> STATED PROBLEM
Using the data below, gather each line that includes the word "JSON".

(Items from a figure collection)
▬▬▬▬▬▬
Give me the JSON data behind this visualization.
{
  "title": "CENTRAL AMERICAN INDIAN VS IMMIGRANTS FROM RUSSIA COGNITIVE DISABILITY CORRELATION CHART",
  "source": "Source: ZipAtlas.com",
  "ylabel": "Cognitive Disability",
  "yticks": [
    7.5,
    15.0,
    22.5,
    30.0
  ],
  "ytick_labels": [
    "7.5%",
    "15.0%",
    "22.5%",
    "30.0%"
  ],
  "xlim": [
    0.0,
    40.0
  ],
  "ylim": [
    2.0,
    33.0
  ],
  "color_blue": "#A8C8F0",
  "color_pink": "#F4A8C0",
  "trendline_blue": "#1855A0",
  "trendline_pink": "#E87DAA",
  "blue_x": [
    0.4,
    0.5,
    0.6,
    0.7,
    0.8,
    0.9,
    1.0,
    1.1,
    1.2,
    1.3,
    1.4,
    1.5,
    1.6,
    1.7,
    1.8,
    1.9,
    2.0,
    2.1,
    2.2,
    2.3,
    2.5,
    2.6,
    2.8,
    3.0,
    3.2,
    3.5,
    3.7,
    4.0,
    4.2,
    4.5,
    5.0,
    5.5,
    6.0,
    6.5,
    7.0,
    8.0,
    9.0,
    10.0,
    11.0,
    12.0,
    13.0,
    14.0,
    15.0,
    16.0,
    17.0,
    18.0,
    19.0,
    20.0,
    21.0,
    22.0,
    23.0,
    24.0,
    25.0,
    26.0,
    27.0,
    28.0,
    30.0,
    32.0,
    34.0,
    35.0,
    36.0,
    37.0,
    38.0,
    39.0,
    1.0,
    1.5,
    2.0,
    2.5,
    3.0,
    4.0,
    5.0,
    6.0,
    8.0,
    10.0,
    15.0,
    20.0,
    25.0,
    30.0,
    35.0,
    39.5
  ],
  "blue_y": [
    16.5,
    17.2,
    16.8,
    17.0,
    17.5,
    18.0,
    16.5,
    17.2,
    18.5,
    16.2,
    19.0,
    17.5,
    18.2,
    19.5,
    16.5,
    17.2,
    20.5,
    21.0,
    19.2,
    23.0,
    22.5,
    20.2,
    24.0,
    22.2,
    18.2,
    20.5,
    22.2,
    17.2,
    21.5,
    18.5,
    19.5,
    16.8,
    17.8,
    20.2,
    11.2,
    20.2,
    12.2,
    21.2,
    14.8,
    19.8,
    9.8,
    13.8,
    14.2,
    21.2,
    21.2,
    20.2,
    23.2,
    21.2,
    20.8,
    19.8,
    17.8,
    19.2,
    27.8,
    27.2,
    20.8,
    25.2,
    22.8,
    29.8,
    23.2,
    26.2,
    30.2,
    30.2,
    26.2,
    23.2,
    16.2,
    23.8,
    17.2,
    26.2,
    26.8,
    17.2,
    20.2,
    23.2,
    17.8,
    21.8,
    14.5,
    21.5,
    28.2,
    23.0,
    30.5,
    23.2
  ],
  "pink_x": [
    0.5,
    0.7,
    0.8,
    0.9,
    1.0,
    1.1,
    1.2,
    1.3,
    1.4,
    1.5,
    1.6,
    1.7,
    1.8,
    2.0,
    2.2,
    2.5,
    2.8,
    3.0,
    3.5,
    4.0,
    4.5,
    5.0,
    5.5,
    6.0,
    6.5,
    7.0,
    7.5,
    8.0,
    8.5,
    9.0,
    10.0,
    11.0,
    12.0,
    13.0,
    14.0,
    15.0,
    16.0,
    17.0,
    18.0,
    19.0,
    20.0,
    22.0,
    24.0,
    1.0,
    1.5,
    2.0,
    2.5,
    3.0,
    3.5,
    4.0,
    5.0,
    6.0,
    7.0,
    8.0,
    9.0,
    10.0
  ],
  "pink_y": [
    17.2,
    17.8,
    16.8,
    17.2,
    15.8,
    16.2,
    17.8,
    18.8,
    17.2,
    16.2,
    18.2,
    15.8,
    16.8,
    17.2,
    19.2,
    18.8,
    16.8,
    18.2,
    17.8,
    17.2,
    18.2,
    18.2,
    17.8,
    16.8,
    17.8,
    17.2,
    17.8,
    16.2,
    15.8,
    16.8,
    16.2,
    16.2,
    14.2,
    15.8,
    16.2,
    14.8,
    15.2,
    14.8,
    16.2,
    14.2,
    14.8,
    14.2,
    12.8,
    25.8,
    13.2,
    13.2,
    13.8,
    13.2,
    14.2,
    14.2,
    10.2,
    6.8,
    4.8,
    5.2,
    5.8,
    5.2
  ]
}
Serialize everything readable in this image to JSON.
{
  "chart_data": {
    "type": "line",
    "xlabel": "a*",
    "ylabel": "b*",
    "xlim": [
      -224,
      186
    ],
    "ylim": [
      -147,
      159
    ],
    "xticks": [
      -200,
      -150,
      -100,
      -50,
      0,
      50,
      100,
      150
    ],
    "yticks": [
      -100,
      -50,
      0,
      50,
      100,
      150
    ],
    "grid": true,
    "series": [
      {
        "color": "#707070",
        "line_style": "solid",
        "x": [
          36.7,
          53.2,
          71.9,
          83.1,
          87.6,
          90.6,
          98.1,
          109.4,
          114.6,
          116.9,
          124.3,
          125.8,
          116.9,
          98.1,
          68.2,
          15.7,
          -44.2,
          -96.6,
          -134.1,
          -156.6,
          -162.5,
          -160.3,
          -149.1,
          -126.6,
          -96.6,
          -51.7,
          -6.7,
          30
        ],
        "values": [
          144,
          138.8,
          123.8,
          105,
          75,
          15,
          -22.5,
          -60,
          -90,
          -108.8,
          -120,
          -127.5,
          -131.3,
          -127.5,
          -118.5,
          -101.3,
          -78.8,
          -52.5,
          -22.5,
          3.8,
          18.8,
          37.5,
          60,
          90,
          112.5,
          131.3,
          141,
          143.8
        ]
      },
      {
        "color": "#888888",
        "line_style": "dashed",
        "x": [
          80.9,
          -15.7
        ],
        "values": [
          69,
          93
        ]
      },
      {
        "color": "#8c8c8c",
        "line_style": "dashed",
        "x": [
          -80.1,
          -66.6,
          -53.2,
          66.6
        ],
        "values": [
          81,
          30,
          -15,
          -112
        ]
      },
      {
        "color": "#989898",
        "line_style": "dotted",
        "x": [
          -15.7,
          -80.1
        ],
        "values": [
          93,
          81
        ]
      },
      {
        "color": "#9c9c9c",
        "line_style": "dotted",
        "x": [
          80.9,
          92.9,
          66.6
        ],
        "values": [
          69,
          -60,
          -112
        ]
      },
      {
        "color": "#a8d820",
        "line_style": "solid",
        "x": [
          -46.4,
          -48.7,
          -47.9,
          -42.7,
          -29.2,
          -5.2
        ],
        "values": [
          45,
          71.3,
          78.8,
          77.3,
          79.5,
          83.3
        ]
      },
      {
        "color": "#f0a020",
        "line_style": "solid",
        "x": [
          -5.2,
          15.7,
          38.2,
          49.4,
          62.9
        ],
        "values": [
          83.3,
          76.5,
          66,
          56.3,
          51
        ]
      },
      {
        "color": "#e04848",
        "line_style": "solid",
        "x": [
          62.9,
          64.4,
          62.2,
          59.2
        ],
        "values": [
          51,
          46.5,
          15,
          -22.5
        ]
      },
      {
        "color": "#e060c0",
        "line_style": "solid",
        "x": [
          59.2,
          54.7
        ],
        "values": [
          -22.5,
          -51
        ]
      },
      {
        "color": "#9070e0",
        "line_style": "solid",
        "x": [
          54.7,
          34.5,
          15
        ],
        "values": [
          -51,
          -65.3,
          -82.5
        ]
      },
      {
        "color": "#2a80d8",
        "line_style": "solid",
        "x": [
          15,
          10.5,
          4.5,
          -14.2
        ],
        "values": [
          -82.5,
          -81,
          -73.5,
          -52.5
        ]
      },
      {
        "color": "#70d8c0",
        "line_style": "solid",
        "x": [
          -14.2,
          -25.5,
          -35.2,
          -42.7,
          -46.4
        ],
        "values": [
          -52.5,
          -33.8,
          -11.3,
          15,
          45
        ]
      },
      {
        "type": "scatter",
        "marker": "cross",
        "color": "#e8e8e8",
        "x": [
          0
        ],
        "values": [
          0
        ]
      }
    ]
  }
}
▬▬▬▬▬▬
> FULL SOLUTION
Give me the JSON data behind this visualization.
Serialize everything readable in this image to JSON.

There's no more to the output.